§ WHAT THE TASK ASKS: Extract every line below that contains the word "obciążeń".

§ DATA SHOWN:
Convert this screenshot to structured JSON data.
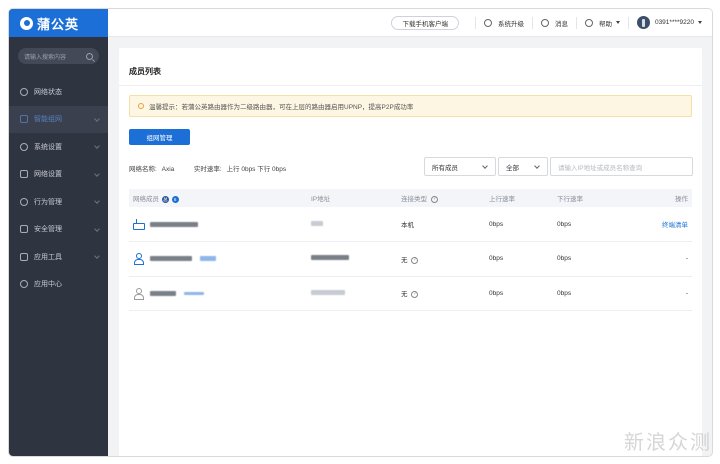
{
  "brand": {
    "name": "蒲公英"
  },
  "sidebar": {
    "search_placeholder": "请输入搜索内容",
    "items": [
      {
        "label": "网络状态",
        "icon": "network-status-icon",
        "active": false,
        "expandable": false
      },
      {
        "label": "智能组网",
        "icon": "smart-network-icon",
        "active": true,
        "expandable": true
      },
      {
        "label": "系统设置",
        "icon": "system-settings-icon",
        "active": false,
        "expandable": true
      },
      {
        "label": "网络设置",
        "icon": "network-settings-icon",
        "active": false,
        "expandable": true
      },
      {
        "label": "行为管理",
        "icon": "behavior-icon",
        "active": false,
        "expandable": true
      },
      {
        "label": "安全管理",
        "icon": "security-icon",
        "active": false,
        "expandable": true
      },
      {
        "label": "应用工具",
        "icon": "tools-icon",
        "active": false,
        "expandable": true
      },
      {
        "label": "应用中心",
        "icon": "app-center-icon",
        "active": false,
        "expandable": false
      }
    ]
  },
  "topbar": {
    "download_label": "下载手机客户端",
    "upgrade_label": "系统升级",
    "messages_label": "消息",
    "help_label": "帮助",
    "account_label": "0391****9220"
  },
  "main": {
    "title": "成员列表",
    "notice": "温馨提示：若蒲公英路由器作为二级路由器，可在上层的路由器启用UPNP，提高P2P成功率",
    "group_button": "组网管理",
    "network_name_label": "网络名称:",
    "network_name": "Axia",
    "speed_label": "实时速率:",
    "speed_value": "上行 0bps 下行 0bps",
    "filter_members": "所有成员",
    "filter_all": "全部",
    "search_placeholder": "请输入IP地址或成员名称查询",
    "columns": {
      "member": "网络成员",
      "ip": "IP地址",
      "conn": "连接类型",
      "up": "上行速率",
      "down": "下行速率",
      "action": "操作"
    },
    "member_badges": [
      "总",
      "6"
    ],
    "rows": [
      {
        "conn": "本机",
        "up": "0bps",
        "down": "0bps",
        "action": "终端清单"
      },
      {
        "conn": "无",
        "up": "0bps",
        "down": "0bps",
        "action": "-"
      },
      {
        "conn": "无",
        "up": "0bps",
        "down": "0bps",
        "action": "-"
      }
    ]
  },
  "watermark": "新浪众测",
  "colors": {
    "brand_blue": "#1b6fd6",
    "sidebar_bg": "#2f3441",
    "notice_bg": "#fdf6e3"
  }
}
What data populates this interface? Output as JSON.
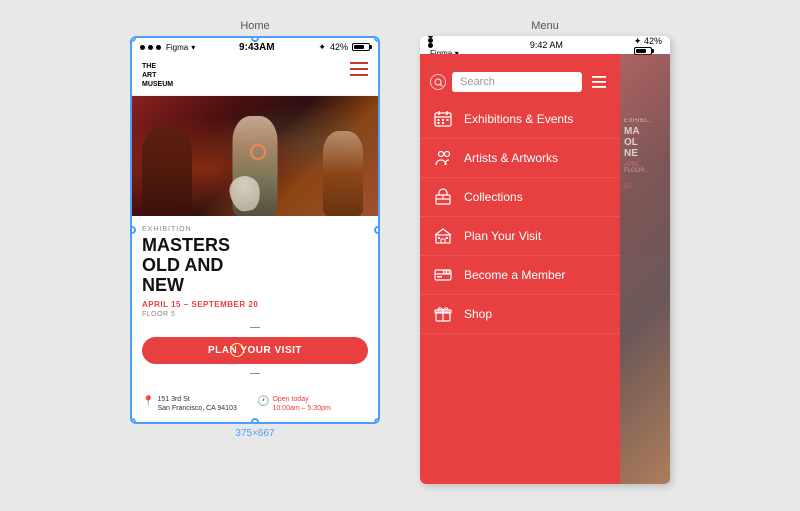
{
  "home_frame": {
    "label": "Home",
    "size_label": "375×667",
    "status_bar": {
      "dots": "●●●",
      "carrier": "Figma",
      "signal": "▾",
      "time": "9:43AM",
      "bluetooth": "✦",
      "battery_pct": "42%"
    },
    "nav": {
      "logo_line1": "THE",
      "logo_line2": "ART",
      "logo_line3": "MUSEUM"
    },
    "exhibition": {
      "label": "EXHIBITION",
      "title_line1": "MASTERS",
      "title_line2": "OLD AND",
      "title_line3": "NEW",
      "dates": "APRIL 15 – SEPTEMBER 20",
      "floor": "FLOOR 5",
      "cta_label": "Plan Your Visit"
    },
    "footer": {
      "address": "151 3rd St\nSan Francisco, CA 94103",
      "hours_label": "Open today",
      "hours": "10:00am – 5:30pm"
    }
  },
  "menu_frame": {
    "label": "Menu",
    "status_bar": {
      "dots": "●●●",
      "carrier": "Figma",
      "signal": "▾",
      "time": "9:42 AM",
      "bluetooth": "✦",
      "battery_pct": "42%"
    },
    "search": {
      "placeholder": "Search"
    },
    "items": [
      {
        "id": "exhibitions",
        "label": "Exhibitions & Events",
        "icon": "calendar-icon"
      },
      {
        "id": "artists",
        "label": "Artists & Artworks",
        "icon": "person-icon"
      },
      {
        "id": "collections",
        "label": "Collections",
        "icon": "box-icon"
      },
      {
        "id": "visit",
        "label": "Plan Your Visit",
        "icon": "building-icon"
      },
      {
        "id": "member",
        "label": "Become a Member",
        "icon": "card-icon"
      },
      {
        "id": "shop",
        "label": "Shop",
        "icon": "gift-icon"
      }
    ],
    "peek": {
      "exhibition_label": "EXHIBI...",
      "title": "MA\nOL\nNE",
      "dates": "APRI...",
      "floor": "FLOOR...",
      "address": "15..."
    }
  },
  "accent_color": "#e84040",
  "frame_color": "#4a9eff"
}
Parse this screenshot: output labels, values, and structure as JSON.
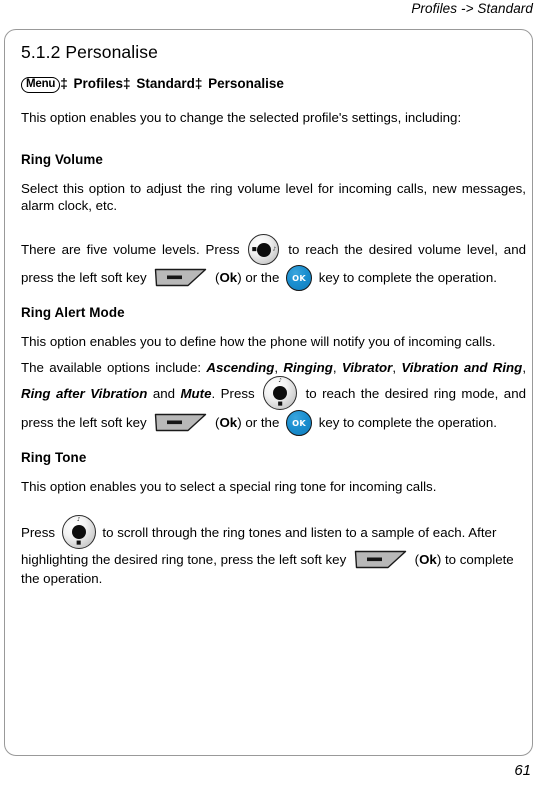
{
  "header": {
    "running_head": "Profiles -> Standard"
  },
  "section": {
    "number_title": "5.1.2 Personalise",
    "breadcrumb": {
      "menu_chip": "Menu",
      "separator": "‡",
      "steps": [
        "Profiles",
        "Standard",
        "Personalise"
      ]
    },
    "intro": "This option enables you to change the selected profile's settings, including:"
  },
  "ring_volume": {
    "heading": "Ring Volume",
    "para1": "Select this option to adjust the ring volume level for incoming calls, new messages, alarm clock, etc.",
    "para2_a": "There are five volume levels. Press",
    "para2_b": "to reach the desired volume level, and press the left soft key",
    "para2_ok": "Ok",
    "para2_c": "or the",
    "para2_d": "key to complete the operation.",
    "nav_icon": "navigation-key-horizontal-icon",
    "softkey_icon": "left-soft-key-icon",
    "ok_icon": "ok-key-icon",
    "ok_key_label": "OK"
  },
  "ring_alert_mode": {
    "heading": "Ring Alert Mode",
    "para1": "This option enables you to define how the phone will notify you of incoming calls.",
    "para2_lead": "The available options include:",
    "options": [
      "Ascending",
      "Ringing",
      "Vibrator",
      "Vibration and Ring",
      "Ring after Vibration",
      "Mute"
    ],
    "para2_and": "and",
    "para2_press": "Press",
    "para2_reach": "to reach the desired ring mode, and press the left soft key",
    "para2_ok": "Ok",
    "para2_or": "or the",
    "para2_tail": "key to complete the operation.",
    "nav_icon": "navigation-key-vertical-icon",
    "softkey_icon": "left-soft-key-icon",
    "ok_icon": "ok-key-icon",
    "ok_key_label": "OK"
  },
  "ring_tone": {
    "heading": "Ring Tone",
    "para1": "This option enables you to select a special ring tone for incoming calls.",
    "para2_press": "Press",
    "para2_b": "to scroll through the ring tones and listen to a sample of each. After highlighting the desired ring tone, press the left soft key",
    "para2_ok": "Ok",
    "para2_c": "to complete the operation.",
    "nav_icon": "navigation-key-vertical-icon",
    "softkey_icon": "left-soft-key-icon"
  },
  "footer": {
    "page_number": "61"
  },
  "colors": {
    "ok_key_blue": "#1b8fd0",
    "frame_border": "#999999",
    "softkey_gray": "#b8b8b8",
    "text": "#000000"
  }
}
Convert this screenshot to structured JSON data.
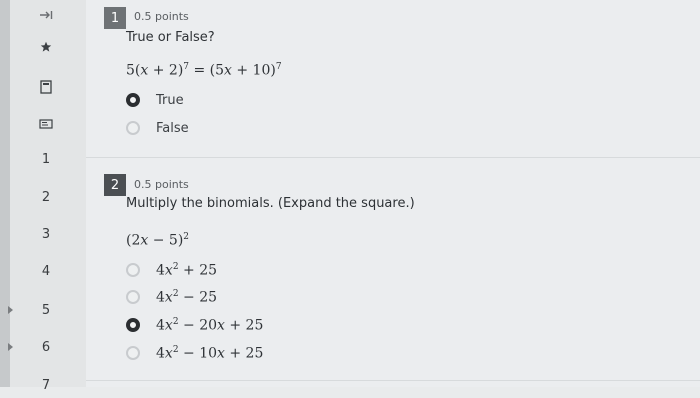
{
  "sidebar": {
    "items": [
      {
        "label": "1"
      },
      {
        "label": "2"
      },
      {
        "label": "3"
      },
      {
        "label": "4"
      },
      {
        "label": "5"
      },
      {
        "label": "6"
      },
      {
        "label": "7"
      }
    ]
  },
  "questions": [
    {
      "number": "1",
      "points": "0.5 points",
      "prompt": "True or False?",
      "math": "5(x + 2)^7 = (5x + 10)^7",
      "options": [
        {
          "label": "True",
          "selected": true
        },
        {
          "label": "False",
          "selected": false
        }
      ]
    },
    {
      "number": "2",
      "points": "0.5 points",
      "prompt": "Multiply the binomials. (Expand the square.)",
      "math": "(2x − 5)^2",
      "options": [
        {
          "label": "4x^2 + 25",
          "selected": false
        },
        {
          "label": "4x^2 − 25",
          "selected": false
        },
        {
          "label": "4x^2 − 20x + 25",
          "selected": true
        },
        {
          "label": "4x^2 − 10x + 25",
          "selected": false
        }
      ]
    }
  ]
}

* * *

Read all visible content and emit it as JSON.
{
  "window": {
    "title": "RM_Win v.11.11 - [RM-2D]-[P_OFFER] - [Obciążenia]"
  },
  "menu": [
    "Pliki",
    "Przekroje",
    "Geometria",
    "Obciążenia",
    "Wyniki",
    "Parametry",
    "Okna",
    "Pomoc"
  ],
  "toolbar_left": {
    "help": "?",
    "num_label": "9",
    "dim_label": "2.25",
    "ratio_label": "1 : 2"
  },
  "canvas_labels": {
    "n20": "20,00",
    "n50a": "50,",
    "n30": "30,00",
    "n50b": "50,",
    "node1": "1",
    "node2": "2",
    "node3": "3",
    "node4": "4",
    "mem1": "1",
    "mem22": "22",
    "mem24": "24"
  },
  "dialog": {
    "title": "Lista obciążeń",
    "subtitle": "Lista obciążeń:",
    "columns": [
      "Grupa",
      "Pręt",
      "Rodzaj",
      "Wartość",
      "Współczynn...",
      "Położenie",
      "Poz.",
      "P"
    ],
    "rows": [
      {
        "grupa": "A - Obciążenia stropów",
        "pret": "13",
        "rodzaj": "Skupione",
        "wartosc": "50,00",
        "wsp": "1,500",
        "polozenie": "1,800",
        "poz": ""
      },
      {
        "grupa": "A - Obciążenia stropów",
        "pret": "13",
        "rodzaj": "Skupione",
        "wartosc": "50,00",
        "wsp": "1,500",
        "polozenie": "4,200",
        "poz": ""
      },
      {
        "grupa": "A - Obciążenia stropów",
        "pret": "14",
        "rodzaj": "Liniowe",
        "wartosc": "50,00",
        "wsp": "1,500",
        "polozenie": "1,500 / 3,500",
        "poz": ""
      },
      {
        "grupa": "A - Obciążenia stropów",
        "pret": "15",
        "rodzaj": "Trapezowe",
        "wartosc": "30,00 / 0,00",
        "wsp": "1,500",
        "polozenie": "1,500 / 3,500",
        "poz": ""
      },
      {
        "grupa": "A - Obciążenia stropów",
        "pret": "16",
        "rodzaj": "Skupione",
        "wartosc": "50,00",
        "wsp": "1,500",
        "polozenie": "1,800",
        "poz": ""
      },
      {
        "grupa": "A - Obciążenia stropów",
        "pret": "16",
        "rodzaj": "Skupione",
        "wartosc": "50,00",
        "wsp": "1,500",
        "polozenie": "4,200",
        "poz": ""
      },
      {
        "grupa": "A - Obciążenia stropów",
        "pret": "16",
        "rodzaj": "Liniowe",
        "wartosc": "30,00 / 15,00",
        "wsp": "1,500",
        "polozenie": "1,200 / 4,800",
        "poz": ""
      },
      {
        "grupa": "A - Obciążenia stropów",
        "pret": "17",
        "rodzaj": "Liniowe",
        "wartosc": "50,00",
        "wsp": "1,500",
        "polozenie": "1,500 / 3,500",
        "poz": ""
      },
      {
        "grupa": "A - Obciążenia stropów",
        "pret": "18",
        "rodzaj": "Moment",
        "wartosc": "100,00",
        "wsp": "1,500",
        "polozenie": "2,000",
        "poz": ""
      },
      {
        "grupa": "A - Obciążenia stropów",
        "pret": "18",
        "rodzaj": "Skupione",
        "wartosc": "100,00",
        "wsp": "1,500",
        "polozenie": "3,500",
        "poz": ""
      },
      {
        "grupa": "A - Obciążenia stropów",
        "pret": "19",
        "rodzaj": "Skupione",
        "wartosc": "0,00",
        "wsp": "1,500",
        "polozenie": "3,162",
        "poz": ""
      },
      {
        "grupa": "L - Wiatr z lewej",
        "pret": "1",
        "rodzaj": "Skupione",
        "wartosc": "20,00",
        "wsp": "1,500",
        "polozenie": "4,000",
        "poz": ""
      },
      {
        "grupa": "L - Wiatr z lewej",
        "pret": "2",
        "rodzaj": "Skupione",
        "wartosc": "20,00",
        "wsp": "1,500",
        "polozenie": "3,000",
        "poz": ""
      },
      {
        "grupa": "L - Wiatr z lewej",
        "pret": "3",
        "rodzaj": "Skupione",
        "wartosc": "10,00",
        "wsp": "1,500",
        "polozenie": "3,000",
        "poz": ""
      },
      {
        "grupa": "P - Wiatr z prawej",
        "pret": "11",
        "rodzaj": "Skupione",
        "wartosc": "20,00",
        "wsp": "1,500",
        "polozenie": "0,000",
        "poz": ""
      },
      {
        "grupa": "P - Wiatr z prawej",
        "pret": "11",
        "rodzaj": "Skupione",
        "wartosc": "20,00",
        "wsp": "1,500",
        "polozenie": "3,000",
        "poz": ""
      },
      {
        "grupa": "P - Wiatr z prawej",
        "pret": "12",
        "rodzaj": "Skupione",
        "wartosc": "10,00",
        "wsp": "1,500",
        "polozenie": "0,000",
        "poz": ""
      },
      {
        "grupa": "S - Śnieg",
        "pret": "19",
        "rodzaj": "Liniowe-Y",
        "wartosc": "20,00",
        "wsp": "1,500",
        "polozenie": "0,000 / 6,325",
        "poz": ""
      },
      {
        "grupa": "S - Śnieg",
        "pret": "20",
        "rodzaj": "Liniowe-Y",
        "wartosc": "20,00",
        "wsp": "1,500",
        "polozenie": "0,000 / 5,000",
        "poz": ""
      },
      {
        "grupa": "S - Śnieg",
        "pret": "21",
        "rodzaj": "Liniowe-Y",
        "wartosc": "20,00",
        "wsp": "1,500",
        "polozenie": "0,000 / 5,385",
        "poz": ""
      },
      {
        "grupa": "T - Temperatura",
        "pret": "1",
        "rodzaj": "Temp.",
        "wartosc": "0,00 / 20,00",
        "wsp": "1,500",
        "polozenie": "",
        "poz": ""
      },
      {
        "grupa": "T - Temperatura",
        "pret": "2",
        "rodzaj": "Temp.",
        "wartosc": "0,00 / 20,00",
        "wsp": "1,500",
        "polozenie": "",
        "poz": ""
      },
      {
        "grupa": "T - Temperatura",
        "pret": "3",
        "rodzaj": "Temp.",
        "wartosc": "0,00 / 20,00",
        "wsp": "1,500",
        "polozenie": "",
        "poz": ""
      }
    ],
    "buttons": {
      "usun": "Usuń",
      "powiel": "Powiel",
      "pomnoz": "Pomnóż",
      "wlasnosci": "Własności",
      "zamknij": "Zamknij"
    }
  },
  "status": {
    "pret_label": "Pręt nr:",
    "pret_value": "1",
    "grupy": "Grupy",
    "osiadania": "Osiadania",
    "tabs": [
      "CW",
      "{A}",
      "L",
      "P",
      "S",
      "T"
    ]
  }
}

§ SOLUTION TO THIS PROBLEM:
    "title": "Lista obciążeń",
    "subtitle": "Lista obciążeń:",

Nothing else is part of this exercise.